Do this: Return every line of the records below verbatim, leaving out the pictures.

Element location data:

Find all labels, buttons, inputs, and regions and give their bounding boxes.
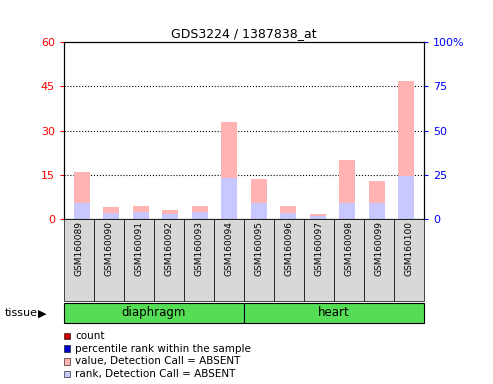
Bar: [221, 122, 238, 219]
Bar: [154, 219, 184, 301]
Bar: [274, 219, 304, 301]
Bar: [73, 203, 90, 219]
Bar: [244, 219, 274, 301]
Text: GSM160094: GSM160094: [224, 221, 234, 276]
Text: GSM160100: GSM160100: [404, 221, 414, 276]
Title: GDS3224 / 1387838_at: GDS3224 / 1387838_at: [171, 26, 317, 40]
Text: GSM160098: GSM160098: [345, 221, 353, 276]
Bar: [244, 303, 424, 323]
Bar: [73, 172, 90, 219]
Text: GSM160091: GSM160091: [135, 221, 143, 276]
Bar: [339, 160, 355, 219]
Text: GSM160092: GSM160092: [165, 221, 174, 276]
Bar: [214, 219, 244, 301]
Text: percentile rank within the sample: percentile rank within the sample: [75, 344, 251, 354]
Text: diaphragm: diaphragm: [122, 306, 186, 319]
Bar: [192, 212, 208, 219]
Bar: [64, 219, 94, 301]
Bar: [133, 212, 149, 219]
Bar: [304, 219, 334, 301]
Bar: [334, 219, 364, 301]
Bar: [310, 216, 326, 219]
Bar: [398, 176, 415, 219]
Bar: [280, 206, 296, 219]
Bar: [162, 210, 178, 219]
Text: rank, Detection Call = ABSENT: rank, Detection Call = ABSENT: [75, 369, 236, 379]
Text: ▶: ▶: [37, 308, 46, 318]
Text: GSM160096: GSM160096: [284, 221, 293, 276]
Bar: [192, 206, 208, 219]
Bar: [103, 207, 119, 219]
Text: heart: heart: [318, 306, 350, 319]
Bar: [339, 203, 355, 219]
Bar: [250, 203, 267, 219]
Bar: [280, 213, 296, 219]
Text: tissue: tissue: [5, 308, 38, 318]
Bar: [250, 179, 267, 219]
Bar: [162, 214, 178, 219]
Text: GSM160093: GSM160093: [195, 221, 204, 276]
Bar: [133, 206, 149, 219]
Bar: [103, 213, 119, 219]
Bar: [369, 180, 385, 219]
Bar: [369, 203, 385, 219]
Text: GSM160090: GSM160090: [105, 221, 113, 276]
Text: GSM160097: GSM160097: [315, 221, 323, 276]
Bar: [64, 303, 244, 323]
Bar: [394, 219, 424, 301]
Text: GSM160099: GSM160099: [375, 221, 384, 276]
Text: GSM160089: GSM160089: [74, 221, 84, 276]
Bar: [398, 81, 415, 219]
Text: GSM160095: GSM160095: [254, 221, 264, 276]
Bar: [364, 219, 394, 301]
Bar: [124, 219, 154, 301]
Text: value, Detection Call = ABSENT: value, Detection Call = ABSENT: [75, 356, 241, 366]
Bar: [310, 214, 326, 219]
Bar: [221, 178, 238, 219]
Bar: [94, 219, 124, 301]
Bar: [184, 219, 214, 301]
Text: count: count: [75, 331, 105, 341]
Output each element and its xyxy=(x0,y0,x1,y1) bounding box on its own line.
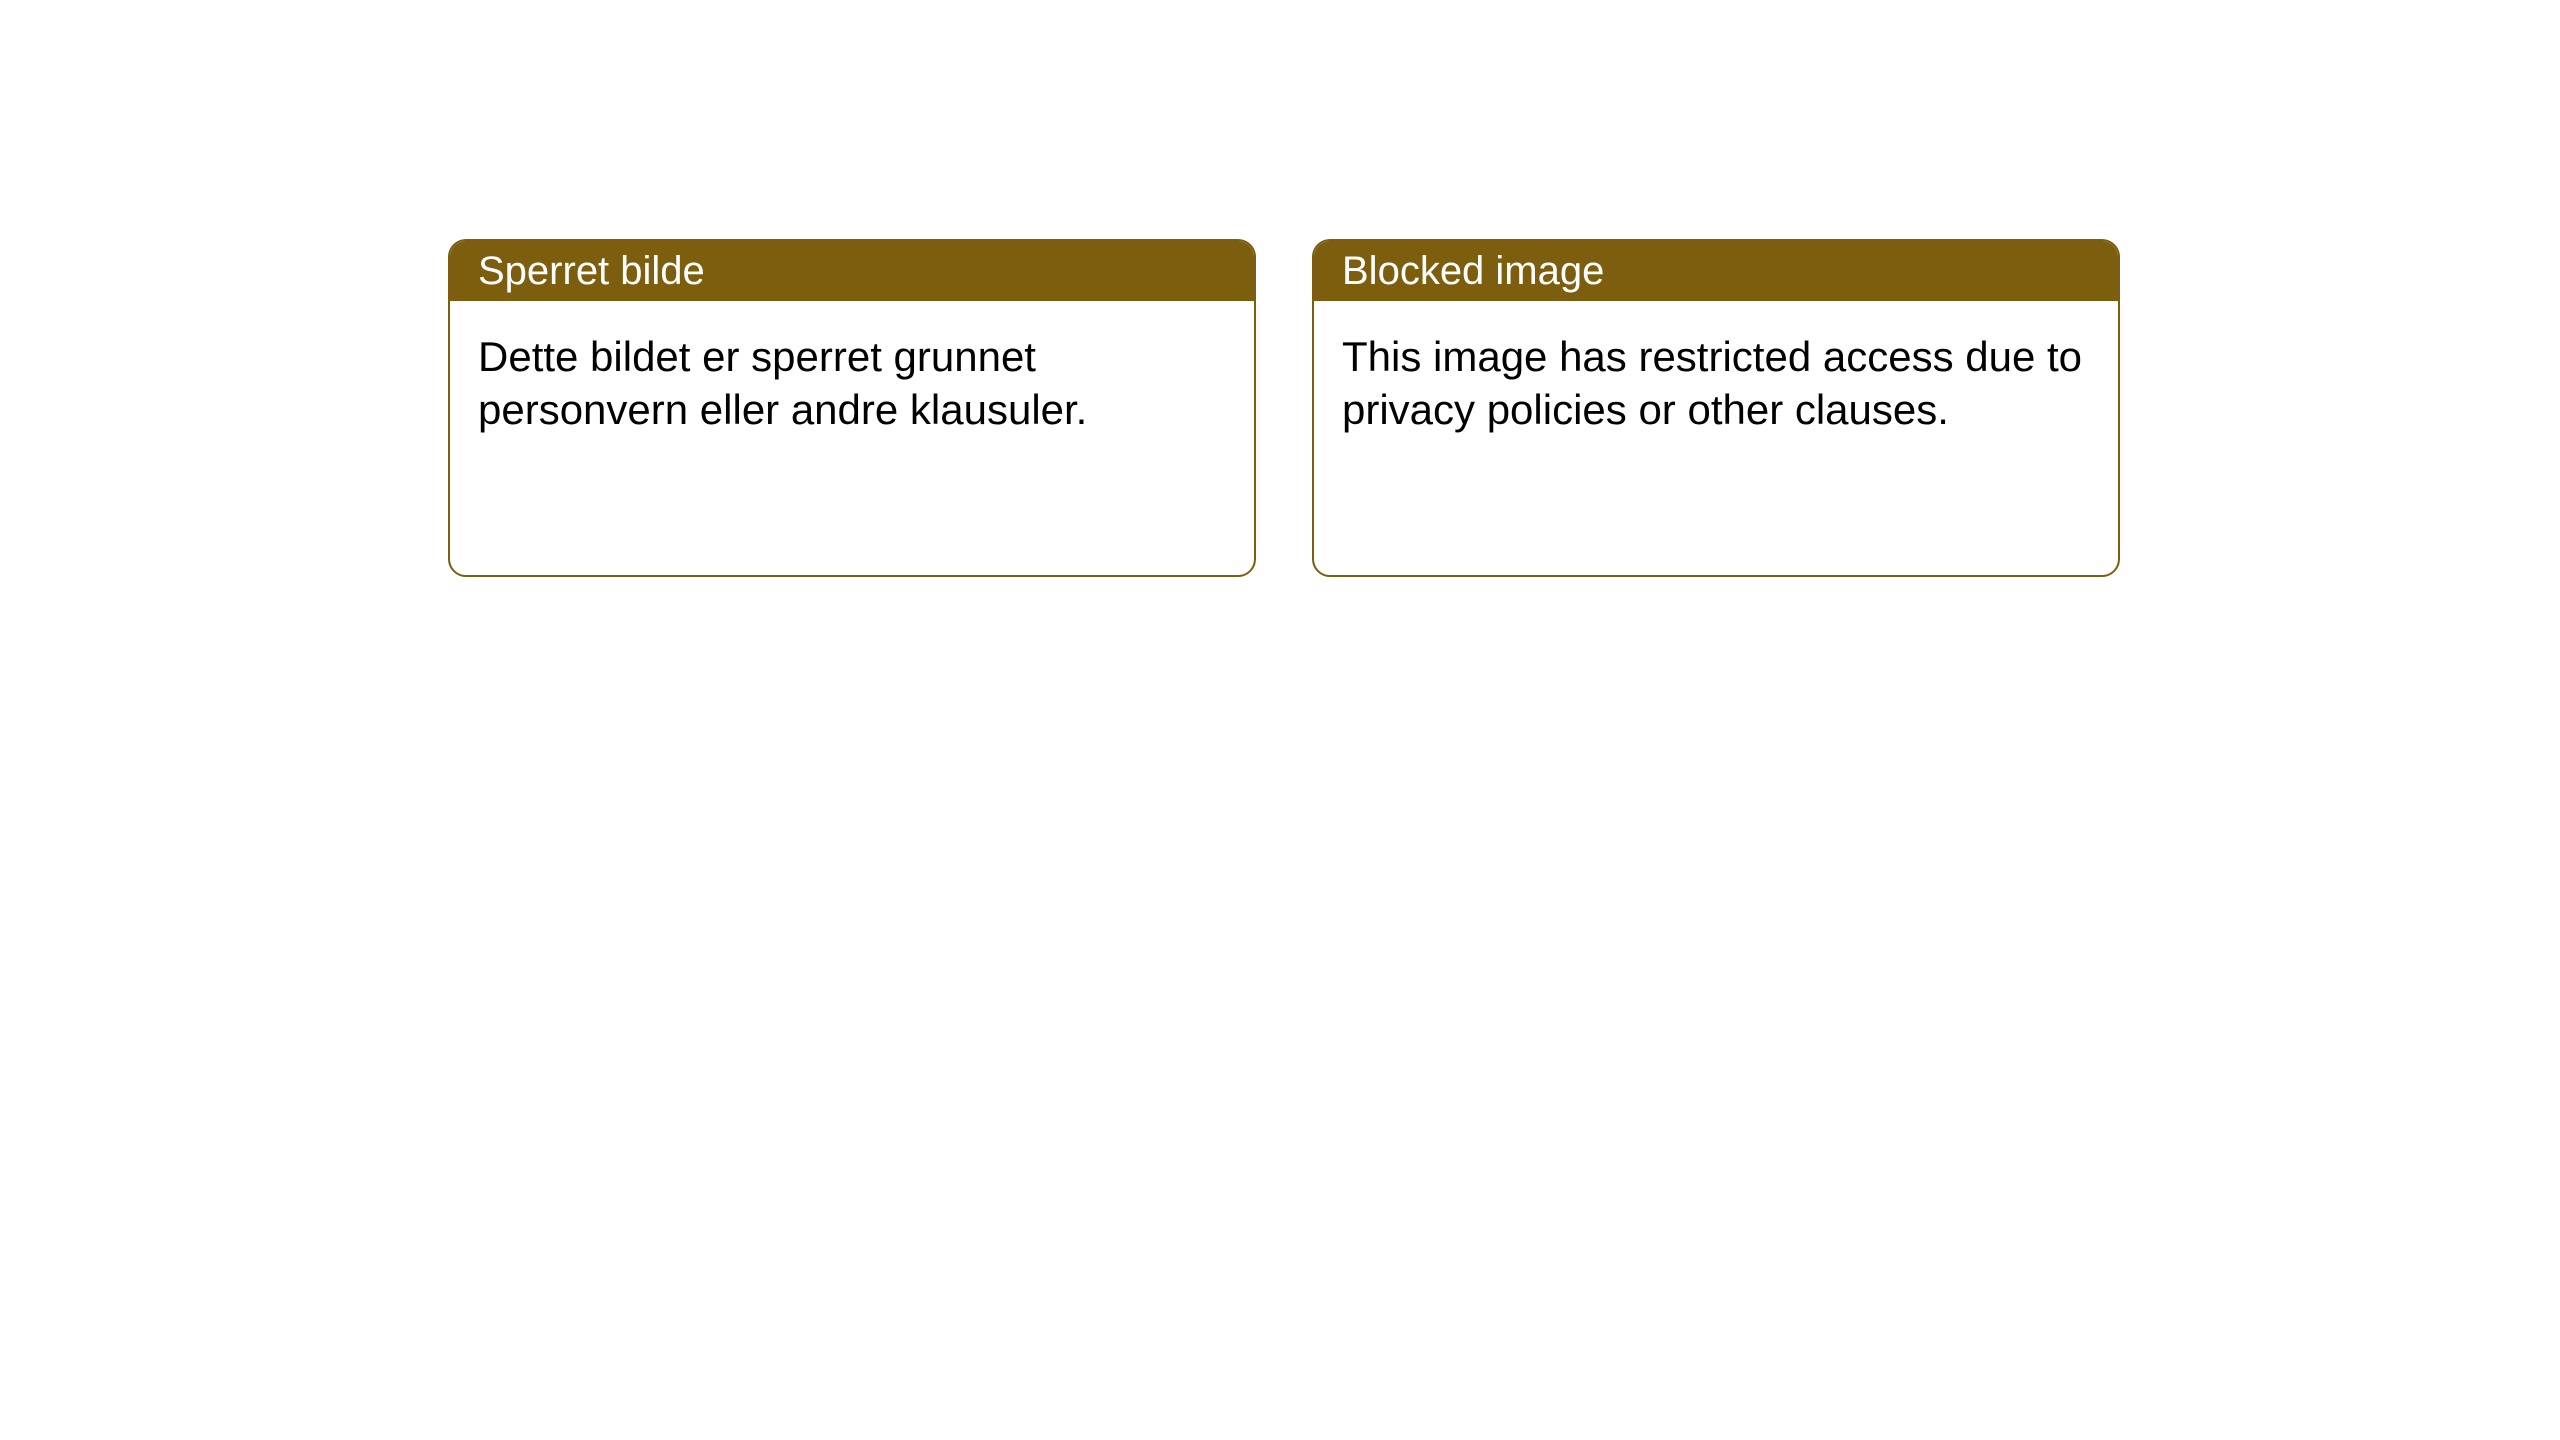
card-message: This image has restricted access due to … xyxy=(1342,333,2082,433)
card-title: Sperret bilde xyxy=(478,249,705,294)
card-header: Sperret bilde xyxy=(450,241,1254,301)
notice-cards-container: Sperret bilde Dette bildet er sperret gr… xyxy=(448,239,2120,577)
notice-card-norwegian: Sperret bilde Dette bildet er sperret gr… xyxy=(448,239,1256,577)
card-header: Blocked image xyxy=(1314,241,2118,301)
card-body: Dette bildet er sperret grunnet personve… xyxy=(450,301,1254,466)
card-message: Dette bildet er sperret grunnet personve… xyxy=(478,333,1087,433)
card-title: Blocked image xyxy=(1342,249,1604,294)
card-body: This image has restricted access due to … xyxy=(1314,301,2118,466)
notice-card-english: Blocked image This image has restricted … xyxy=(1312,239,2120,577)
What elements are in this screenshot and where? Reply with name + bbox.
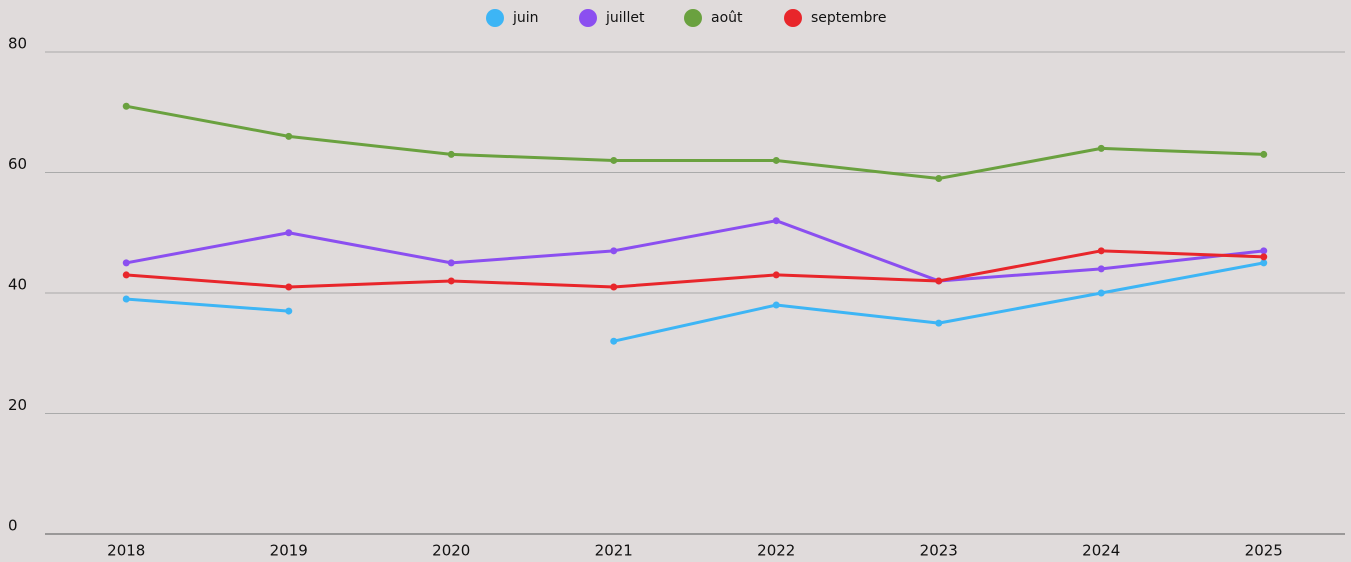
data-point bbox=[1097, 265, 1105, 273]
data-point bbox=[122, 102, 130, 110]
series-line bbox=[126, 249, 1264, 289]
legend-marker bbox=[486, 9, 504, 27]
y-tick-label: 20 bbox=[8, 396, 27, 414]
legend-label: juillet bbox=[605, 10, 645, 26]
data-point bbox=[285, 229, 293, 237]
data-point bbox=[935, 175, 943, 183]
y-tick-label: 60 bbox=[8, 155, 27, 173]
series-line bbox=[125, 104, 1264, 181]
data-point bbox=[122, 259, 130, 267]
data-point bbox=[1260, 247, 1268, 255]
data-point bbox=[1260, 253, 1268, 261]
series-line bbox=[126, 297, 289, 313]
data-point bbox=[772, 271, 780, 279]
y-tick-label: 40 bbox=[8, 276, 27, 294]
data-point bbox=[772, 301, 780, 309]
x-tick-label: 2018 bbox=[107, 542, 145, 560]
x-tick-label: 2023 bbox=[920, 542, 958, 560]
data-point bbox=[122, 271, 130, 279]
legend-marker bbox=[784, 9, 802, 27]
data-point bbox=[285, 132, 293, 140]
legend-label: août bbox=[711, 10, 743, 26]
data-point bbox=[1260, 259, 1268, 267]
series-line bbox=[125, 219, 1264, 283]
data-point bbox=[610, 156, 618, 164]
data-point bbox=[935, 277, 943, 285]
data-point bbox=[1260, 150, 1268, 158]
data-point bbox=[1097, 247, 1105, 255]
data-point bbox=[772, 217, 780, 225]
legend-label: juin bbox=[512, 10, 539, 26]
x-tick-label: 2022 bbox=[757, 542, 795, 560]
legend-marker bbox=[579, 9, 597, 27]
data-point bbox=[610, 337, 618, 345]
series-line bbox=[613, 261, 1265, 343]
data-point bbox=[447, 277, 455, 285]
data-point bbox=[1097, 144, 1105, 152]
data-point bbox=[935, 319, 943, 327]
data-point bbox=[1097, 289, 1105, 297]
x-tick-label: 2020 bbox=[432, 542, 470, 560]
data-point bbox=[285, 307, 293, 315]
x-tick-label: 2025 bbox=[1245, 542, 1283, 560]
data-point bbox=[610, 247, 618, 255]
data-point bbox=[447, 259, 455, 267]
x-tick-label: 2024 bbox=[1082, 542, 1120, 560]
data-point bbox=[610, 283, 618, 291]
x-tick-label: 2019 bbox=[270, 542, 308, 560]
legend-label: septembre bbox=[811, 10, 886, 26]
data-point bbox=[447, 150, 455, 158]
x-tick-label: 2021 bbox=[595, 542, 633, 560]
data-point bbox=[122, 295, 130, 303]
legend-marker bbox=[684, 9, 702, 27]
data-point bbox=[285, 283, 293, 291]
y-tick-label: 80 bbox=[8, 35, 27, 53]
data-point bbox=[772, 156, 780, 164]
y-tick-label: 0 bbox=[8, 517, 18, 535]
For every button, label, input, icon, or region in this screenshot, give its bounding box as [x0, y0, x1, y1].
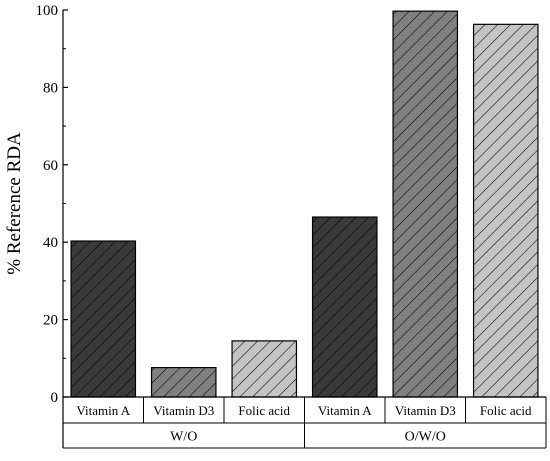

Correct answer:
Find all labels, buttons, inputs, and regions and give their bounding boxes.
Bar: [221, 122, 238, 219]
Bar: [154, 219, 184, 301]
Bar: [274, 219, 304, 301]
Bar: [73, 203, 90, 219]
Bar: [244, 219, 274, 301]
Text: GSM160094: GSM160094: [224, 221, 234, 276]
Text: GSM160100: GSM160100: [404, 221, 414, 276]
Title: GDS3224 / 1387838_at: GDS3224 / 1387838_at: [171, 26, 317, 40]
Text: GSM160098: GSM160098: [345, 221, 353, 276]
Bar: [244, 303, 424, 323]
Bar: [73, 172, 90, 219]
Text: GSM160091: GSM160091: [135, 221, 143, 276]
Bar: [339, 160, 355, 219]
Text: GSM160092: GSM160092: [165, 221, 174, 276]
Bar: [214, 219, 244, 301]
Text: percentile rank within the sample: percentile rank within the sample: [75, 344, 251, 354]
Text: diaphragm: diaphragm: [122, 306, 186, 319]
Bar: [192, 212, 208, 219]
Bar: [64, 219, 94, 301]
Bar: [133, 212, 149, 219]
Bar: [304, 219, 334, 301]
Bar: [334, 219, 364, 301]
Bar: [310, 216, 326, 219]
Bar: [398, 176, 415, 219]
Bar: [280, 206, 296, 219]
Bar: [162, 210, 178, 219]
Text: rank, Detection Call = ABSENT: rank, Detection Call = ABSENT: [75, 369, 236, 379]
Text: ▶: ▶: [37, 308, 46, 318]
Text: GSM160096: GSM160096: [284, 221, 293, 276]
Bar: [192, 206, 208, 219]
Bar: [103, 207, 119, 219]
Text: heart: heart: [318, 306, 350, 319]
Bar: [339, 203, 355, 219]
Bar: [250, 203, 267, 219]
Bar: [280, 213, 296, 219]
Text: tissue: tissue: [5, 308, 38, 318]
Bar: [250, 179, 267, 219]
Bar: [162, 214, 178, 219]
Text: GSM160093: GSM160093: [195, 221, 204, 276]
Bar: [133, 206, 149, 219]
Bar: [103, 213, 119, 219]
Bar: [369, 180, 385, 219]
Bar: [369, 203, 385, 219]
Text: GSM160090: GSM160090: [105, 221, 113, 276]
Text: GSM160097: GSM160097: [315, 221, 323, 276]
Bar: [64, 303, 244, 323]
Bar: [394, 219, 424, 301]
Text: GSM160099: GSM160099: [375, 221, 384, 276]
Text: GSM160089: GSM160089: [74, 221, 84, 276]
Bar: [398, 81, 415, 219]
Text: GSM160095: GSM160095: [254, 221, 264, 276]
Bar: [364, 219, 394, 301]
Bar: [124, 219, 154, 301]
Text: value, Detection Call = ABSENT: value, Detection Call = ABSENT: [75, 356, 241, 366]
Bar: [310, 214, 326, 219]
Bar: [221, 178, 238, 219]
Bar: [94, 219, 124, 301]
Bar: [184, 219, 214, 301]
Text: count: count: [75, 331, 105, 341]
Output each element and its xyxy=(x0,y0,x1,y1) bounding box on its own line.
card-message: This image has restricted access due to … xyxy=(1342,333,2082,433)
card-title: Sperret bilde xyxy=(478,249,705,294)
card-header: Sperret bilde xyxy=(450,241,1254,301)
notice-cards-container: Sperret bilde Dette bildet er sperret gr… xyxy=(448,239,2120,577)
notice-card-norwegian: Sperret bilde Dette bildet er sperret gr… xyxy=(448,239,1256,577)
card-header: Blocked image xyxy=(1314,241,2118,301)
card-body: Dette bildet er sperret grunnet personve… xyxy=(450,301,1254,466)
card-message: Dette bildet er sperret grunnet personve… xyxy=(478,333,1087,433)
card-title: Blocked image xyxy=(1342,249,1604,294)
card-body: This image has restricted access due to … xyxy=(1314,301,2118,466)
notice-card-english: Blocked image This image has restricted … xyxy=(1312,239,2120,577)
What elements are in this screenshot and where? Reply with name + bbox.
data-point bbox=[1097, 265, 1105, 273]
data-point bbox=[122, 102, 130, 110]
series-line bbox=[126, 249, 1264, 289]
legend-marker bbox=[486, 9, 504, 27]
y-tick-label: 20 bbox=[8, 396, 27, 414]
legend-label: juillet bbox=[605, 10, 645, 26]
data-point bbox=[285, 229, 293, 237]
data-point bbox=[935, 175, 943, 183]
y-tick-label: 60 bbox=[8, 155, 27, 173]
series-line bbox=[125, 104, 1264, 181]
data-point bbox=[122, 259, 130, 267]
data-point bbox=[1260, 247, 1268, 255]
data-point bbox=[1260, 253, 1268, 261]
series-line bbox=[126, 297, 289, 313]
data-point bbox=[772, 271, 780, 279]
y-tick-label: 40 bbox=[8, 276, 27, 294]
data-point bbox=[772, 301, 780, 309]
x-tick-label: 2018 bbox=[107, 542, 145, 560]
x-tick-label: 2023 bbox=[920, 542, 958, 560]
data-point bbox=[122, 271, 130, 279]
legend-marker bbox=[784, 9, 802, 27]
data-point bbox=[285, 132, 293, 140]
legend-label: août bbox=[711, 10, 743, 26]
data-point bbox=[1260, 259, 1268, 267]
series-line bbox=[125, 219, 1264, 283]
data-point bbox=[610, 156, 618, 164]
data-point bbox=[935, 277, 943, 285]
data-point bbox=[1260, 150, 1268, 158]
data-point bbox=[1097, 247, 1105, 255]
data-point bbox=[772, 217, 780, 225]
legend-label: juin bbox=[512, 10, 539, 26]
x-tick-label: 2022 bbox=[757, 542, 795, 560]
legend-marker bbox=[579, 9, 597, 27]
data-point bbox=[610, 337, 618, 345]
series-line bbox=[613, 261, 1265, 343]
data-point bbox=[447, 277, 455, 285]
data-point bbox=[1097, 144, 1105, 152]
data-point bbox=[935, 319, 943, 327]
data-point bbox=[1097, 289, 1105, 297]
x-tick-label: 2020 bbox=[432, 542, 470, 560]
data-point bbox=[285, 307, 293, 315]
x-tick-label: 2025 bbox=[1245, 542, 1283, 560]
data-point bbox=[610, 247, 618, 255]
data-point bbox=[447, 259, 455, 267]
x-tick-label: 2024 bbox=[1082, 542, 1120, 560]
data-point bbox=[610, 283, 618, 291]
x-tick-label: 2019 bbox=[270, 542, 308, 560]
legend-label: septembre bbox=[811, 10, 886, 26]
data-point bbox=[447, 150, 455, 158]
x-tick-label: 2021 bbox=[595, 542, 633, 560]
data-point bbox=[122, 295, 130, 303]
legend-marker bbox=[684, 9, 702, 27]
data-point bbox=[285, 283, 293, 291]
y-tick-label: 80 bbox=[8, 35, 27, 53]
data-point bbox=[772, 156, 780, 164]
y-tick-label: 0 bbox=[8, 517, 18, 535]
For every button, label, input, icon, or region in this screenshot, give its bounding box as [x0, y0, x1, y1].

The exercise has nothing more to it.